▶ _EXERCISES TO COMPLETE_:
1 - Say whether each statement agrees with the EHR article: (a) The surgical team discovered the error in the patient's chart. (b) The patient reported that the reaction to opioids was chest pain and itching. (c) The EHR article advises copying information from one chart to another. For each, answer yes or no and quote the deciding words.
2 - Repeat the EHR article word for word from "Needless to say, this" to "chart to another.".
3 - In the EHR article's hypothetical situation, what was given along with opioids during the procedure?

EXTRACT Block Start

Failure to properly train your staff can lead to costly mistakes when documenting using EHR.

Paying close attention and not taking shortcuts during documentation can avert common mistakes, which are often costly for physicians.

Take this hypothetical situation for example, a patient goes into a surgeon’s office and, as is common with any medical visit, relays their allergies to medications. The patient states they are allergic to opioids and that the reaction is chest pain and itching. The patient also has another, rarer, allergy to cortisone, with a severe reaction of joint swelling, hives, endocrine issues and skin bleaching. Fast-forward a couple of weeks to surgery. The EHR that the information was entered into is part of a health system, so the information is available to be pulled up by the surgical team.

The procedure commences and opioids are given, along with a pain pump, which is common after this particular type of surgery. The patient goes into respiratory distress and nearly dies. In this scenario, ironically, it was not the medical team that discovered the error in the chart, it was the patient when they went into their medical records with their own password. Instead of seeing the reactions that were provided to the intake person at the physician’s office, the patient sees the following:

Allergies – codeine/opioids – reaction is mild diarrhea; cortisone – reaction is mild itching.

How did what the patient relayed to the member of the physician’s care team get so blatantly messed up? Using an EHR, there are three possibilities:

•The information was typed in wrong.

•The exact reaction was not available from the drop down menu and the staffer either did not know or was too lazy to use "other" and make an additional note.

•The staffer simply "cut and pasted" the information from the previous patient.

Needless to say, this scenario was completely avoidable. Here are some corrective measures that providers can take, to avoid these types of mistakes and the liability that comes from them:

•Adequately train staff, which includes telling them about law suits.

•Activate access controls and other mechanisms within the EHR, which prohibit the use of certain functions.

•Never copy and paste from one chart to another.

Accuracy in every aspect of patient chart documentation can lead to better outcomes and mitigate liability.  If all staff are not properly trained on documenting using a certain method such as EHR, the room for errors, and lawsuits, is increased.

EXTRACT Block End
RECORDS Block Start

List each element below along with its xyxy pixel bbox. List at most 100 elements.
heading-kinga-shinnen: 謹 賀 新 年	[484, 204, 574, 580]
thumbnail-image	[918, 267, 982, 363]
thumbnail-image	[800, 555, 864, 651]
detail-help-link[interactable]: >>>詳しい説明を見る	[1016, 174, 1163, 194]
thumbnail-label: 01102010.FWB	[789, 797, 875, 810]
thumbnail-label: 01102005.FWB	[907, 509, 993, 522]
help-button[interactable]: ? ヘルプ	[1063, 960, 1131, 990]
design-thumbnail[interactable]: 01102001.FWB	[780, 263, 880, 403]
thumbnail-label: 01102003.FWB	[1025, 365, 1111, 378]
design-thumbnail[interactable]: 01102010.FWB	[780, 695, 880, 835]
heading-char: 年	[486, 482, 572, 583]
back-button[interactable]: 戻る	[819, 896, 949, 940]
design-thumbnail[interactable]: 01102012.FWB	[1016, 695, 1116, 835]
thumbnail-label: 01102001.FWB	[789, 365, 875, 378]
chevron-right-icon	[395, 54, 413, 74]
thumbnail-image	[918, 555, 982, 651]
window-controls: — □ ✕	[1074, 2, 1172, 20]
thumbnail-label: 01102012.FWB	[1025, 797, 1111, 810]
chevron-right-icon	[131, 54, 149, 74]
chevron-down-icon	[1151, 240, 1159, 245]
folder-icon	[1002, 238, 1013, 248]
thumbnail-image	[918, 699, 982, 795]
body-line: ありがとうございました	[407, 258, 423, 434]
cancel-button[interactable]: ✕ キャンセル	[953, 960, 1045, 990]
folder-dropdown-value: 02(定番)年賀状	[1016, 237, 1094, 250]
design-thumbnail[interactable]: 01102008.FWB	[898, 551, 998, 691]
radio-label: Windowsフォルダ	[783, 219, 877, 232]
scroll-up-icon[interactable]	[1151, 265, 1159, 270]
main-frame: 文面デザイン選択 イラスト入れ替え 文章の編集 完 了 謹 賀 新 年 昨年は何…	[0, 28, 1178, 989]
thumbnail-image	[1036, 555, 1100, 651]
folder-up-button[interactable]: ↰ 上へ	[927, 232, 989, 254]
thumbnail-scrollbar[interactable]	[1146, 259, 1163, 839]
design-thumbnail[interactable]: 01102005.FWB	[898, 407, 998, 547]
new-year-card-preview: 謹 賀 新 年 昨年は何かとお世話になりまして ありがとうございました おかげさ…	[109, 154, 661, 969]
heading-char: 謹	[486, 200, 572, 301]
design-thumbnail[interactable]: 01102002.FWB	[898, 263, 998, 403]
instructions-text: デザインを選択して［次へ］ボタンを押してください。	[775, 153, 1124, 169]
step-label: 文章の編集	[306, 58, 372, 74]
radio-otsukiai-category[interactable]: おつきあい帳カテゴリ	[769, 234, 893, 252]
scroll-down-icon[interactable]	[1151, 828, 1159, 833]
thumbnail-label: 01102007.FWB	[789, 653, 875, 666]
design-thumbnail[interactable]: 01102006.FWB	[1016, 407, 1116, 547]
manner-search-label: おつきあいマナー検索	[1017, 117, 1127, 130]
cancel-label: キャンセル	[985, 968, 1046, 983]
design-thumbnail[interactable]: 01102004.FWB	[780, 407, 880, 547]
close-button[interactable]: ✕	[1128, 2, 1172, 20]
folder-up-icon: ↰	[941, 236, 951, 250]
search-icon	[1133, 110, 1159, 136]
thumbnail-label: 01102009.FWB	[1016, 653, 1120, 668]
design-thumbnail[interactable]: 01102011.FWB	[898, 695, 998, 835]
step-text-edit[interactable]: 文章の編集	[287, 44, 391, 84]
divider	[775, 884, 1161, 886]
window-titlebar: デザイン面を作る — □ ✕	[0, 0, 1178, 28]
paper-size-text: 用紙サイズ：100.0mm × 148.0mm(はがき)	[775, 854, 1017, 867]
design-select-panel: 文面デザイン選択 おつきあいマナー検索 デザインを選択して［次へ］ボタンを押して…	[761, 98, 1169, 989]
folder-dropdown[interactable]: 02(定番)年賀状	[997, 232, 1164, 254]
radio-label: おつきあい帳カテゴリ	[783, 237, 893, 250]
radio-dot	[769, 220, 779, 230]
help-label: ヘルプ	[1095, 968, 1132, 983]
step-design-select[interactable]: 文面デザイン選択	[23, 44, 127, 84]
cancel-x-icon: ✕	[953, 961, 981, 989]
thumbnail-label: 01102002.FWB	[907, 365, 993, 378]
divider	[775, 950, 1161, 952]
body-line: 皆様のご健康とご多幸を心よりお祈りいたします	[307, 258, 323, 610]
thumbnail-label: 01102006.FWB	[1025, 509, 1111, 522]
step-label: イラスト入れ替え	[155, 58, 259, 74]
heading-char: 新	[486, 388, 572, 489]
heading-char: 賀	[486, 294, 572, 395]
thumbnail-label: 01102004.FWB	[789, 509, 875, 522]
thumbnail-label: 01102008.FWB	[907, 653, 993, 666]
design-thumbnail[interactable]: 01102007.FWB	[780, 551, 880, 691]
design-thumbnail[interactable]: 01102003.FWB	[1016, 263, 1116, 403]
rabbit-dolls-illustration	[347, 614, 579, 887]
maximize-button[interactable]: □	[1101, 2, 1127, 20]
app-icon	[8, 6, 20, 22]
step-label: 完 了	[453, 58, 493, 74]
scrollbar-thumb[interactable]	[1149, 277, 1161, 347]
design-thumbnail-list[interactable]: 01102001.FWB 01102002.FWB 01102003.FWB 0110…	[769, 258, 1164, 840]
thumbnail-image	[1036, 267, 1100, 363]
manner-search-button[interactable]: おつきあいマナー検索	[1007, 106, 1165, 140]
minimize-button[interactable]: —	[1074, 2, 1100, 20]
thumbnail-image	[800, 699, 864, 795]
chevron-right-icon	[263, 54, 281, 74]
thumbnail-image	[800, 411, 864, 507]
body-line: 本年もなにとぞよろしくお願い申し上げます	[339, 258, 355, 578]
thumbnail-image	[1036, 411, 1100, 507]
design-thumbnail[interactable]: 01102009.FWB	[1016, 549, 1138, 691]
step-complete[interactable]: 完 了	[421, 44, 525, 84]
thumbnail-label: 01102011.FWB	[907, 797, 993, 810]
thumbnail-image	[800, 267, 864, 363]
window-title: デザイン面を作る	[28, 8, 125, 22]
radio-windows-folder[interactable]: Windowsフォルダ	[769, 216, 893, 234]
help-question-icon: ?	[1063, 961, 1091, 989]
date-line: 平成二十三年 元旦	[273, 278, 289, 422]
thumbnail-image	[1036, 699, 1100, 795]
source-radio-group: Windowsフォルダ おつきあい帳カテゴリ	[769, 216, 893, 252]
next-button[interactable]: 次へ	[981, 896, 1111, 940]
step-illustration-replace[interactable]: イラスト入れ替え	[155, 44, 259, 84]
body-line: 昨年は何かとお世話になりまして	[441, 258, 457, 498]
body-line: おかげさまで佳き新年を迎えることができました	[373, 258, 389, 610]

RECORDS Block End

▶ _ANSWERS BELOW_:
1 -
(a) No: "it was not the medical team that discovered the error in the chart, it was the patient when they went into their medical records with their own password."
(b) Yes: "The patient states they are allergic to opioids and that the reaction is chest pain and itching."
(c) No: "Never copy and paste from one chart to another."

2 -
Needless to say, this scenario was completely avoidable. Here are some corrective measures that providers can take, to avoid these types of mistakes and the liability that comes from them:

•Adequately train staff, which includes telling them about law suits.

•Activate access controls and other mechanisms within the EHR, which prohibit the use of certain functions.

•Never copy and paste from one chart to another.

3 - A pain pump.